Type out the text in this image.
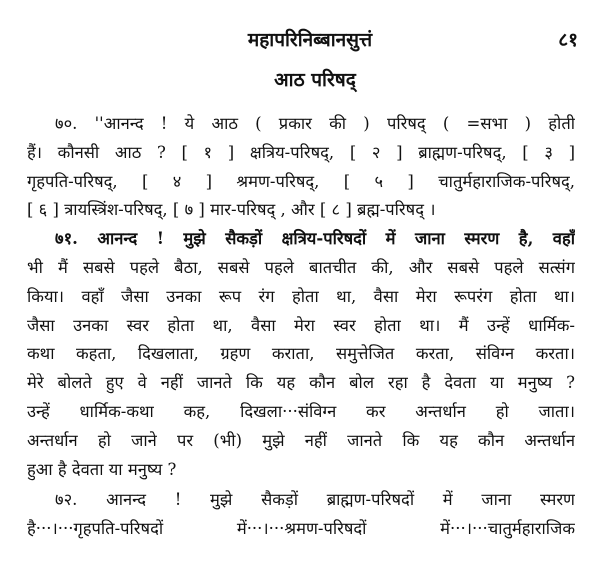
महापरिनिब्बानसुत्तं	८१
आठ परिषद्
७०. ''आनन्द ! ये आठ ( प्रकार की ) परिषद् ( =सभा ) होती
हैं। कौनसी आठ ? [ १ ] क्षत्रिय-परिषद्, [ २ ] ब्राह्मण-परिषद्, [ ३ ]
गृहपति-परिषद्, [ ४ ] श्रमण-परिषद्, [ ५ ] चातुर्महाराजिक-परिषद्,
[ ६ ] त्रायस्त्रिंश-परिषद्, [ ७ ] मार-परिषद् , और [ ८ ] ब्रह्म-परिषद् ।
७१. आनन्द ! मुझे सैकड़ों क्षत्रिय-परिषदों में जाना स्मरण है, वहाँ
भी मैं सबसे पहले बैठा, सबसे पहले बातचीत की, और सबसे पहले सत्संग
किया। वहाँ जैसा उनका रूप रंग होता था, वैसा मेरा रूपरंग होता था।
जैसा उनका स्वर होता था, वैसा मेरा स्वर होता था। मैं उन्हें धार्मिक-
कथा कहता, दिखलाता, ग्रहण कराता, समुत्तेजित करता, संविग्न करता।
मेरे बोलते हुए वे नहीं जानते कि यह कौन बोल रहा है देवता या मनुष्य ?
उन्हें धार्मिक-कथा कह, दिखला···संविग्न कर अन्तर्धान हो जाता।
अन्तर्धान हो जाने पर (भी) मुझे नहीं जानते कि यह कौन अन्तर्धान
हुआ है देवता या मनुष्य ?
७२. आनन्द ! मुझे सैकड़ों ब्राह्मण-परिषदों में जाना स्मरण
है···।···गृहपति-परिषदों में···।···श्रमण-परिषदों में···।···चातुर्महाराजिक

+ + + +

_Do this:_
Quote all of the entries word for word, omitting any pictures.

_Full response:_
Type out the text in this image.
महापरिनिब्बानसुत्तं	८१
आठ परिषद्
७०. ''आनन्द ! ये आठ ( प्रकार की ) परिषद् ( =सभा ) होती
हैं। कौनसी आठ ? [ १ ] क्षत्रिय-परिषद्, [ २ ] ब्राह्मण-परिषद्, [ ३ ]
गृहपति-परिषद्, [ ४ ] श्रमण-परिषद्, [ ५ ] चातुर्महाराजिक-परिषद्,
[ ६ ] त्रायस्त्रिंश-परिषद्, [ ७ ] मार-परिषद् , और [ ८ ] ब्रह्म-परिषद् ।
७१. आनन्द ! मुझे सैकड़ों क्षत्रिय-परिषदों में जाना स्मरण है, वहाँ
भी मैं सबसे पहले बैठा, सबसे पहले बातचीत की, और सबसे पहले सत्संग
किया। वहाँ जैसा उनका रूप रंग होता था, वैसा मेरा रूपरंग होता था।
जैसा उनका स्वर होता था, वैसा मेरा स्वर होता था। मैं उन्हें धार्मिक-
कथा कहता, दिखलाता, ग्रहण कराता, समुत्तेजित करता, संविग्न करता।
मेरे बोलते हुए वे नहीं जानते कि यह कौन बोल रहा है देवता या मनुष्य ?
उन्हें धार्मिक-कथा कह, दिखला···संविग्न कर अन्तर्धान हो जाता।
अन्तर्धान हो जाने पर (भी) मुझे नहीं जानते कि यह कौन अन्तर्धान
हुआ है देवता या मनुष्य ?
७२. आनन्द ! मुझे सैकड़ों ब्राह्मण-परिषदों में जाना स्मरण
है···।···गृहपति-परिषदों में···।···श्रमण-परिषदों में···।···चातुर्महाराजिक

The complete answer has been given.